#### Activity:
Using the records that follow, tally the lines containing the word "posé" and state only the count.

Records from a data source
______

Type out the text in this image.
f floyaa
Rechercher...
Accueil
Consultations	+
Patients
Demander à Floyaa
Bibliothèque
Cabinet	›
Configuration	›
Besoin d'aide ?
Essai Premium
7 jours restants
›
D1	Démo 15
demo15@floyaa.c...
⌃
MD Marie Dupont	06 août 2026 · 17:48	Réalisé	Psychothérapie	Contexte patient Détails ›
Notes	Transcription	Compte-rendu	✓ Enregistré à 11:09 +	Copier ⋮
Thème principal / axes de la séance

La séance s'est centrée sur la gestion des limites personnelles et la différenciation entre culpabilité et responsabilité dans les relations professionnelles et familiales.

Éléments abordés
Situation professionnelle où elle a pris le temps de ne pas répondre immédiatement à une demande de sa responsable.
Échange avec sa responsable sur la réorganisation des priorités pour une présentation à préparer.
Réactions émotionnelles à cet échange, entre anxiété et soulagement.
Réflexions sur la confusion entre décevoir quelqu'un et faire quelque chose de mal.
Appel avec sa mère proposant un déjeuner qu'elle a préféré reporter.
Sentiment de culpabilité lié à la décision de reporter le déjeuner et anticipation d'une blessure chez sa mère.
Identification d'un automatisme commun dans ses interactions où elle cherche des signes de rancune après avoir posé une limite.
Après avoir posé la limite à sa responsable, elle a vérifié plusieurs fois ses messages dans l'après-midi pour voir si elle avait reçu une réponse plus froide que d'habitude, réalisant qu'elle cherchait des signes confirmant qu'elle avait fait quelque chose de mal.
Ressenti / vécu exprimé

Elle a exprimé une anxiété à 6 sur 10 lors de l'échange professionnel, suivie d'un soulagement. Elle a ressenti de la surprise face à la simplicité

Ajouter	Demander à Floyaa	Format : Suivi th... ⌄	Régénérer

______

#### Solution:
2